- _WORKING DATA_

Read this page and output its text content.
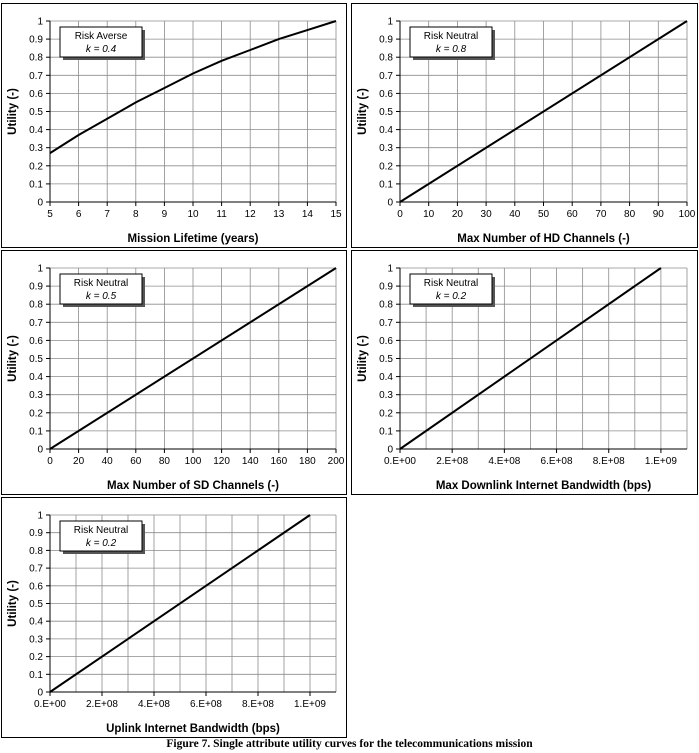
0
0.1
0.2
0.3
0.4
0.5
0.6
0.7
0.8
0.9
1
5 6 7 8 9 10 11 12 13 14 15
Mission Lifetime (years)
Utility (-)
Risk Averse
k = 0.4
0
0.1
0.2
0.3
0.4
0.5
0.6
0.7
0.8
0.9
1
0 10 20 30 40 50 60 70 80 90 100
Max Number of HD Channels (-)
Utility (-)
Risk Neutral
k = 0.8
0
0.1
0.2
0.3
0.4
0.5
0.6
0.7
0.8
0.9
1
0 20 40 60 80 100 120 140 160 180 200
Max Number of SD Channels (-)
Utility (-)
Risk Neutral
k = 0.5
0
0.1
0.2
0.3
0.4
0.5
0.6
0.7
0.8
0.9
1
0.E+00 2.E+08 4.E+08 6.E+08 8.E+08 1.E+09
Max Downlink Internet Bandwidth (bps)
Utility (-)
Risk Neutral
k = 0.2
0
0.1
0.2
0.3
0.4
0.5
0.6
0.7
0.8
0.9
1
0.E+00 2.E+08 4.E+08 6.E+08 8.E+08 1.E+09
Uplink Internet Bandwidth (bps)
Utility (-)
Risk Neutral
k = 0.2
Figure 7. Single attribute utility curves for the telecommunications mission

- _WHAT YOU WILL DO_
Output every entry verbatim. Pictures do not belong in the copy.

- _RESPONSE_
Read this page and output its text content.
0
0.1
0.2
0.3
0.4
0.5
0.6
0.7
0.8
0.9
1
5 6 7 8 9 10 11 12 13 14 15
Mission Lifetime (years)
Utility (-)
Risk Averse
k = 0.4
0
0.1
0.2
0.3
0.4
0.5
0.6
0.7
0.8
0.9
1
0 10 20 30 40 50 60 70 80 90 100
Max Number of HD Channels (-)
Utility (-)
Risk Neutral
k = 0.8
0
0.1
0.2
0.3
0.4
0.5
0.6
0.7
0.8
0.9
1
0 20 40 60 80 100 120 140 160 180 200
Max Number of SD Channels (-)
Utility (-)
Risk Neutral
k = 0.5
0
0.1
0.2
0.3
0.4
0.5
0.6
0.7
0.8
0.9
1
0.E+00 2.E+08 4.E+08 6.E+08 8.E+08 1.E+09
Max Downlink Internet Bandwidth (bps)
Utility (-)
Risk Neutral
k = 0.2
0
0.1
0.2
0.3
0.4
0.5
0.6
0.7
0.8
0.9
1
0.E+00 2.E+08 4.E+08 6.E+08 8.E+08 1.E+09
Uplink Internet Bandwidth (bps)
Utility (-)
Risk Neutral
k = 0.2
Figure 7. Single attribute utility curves for the telecommunications mission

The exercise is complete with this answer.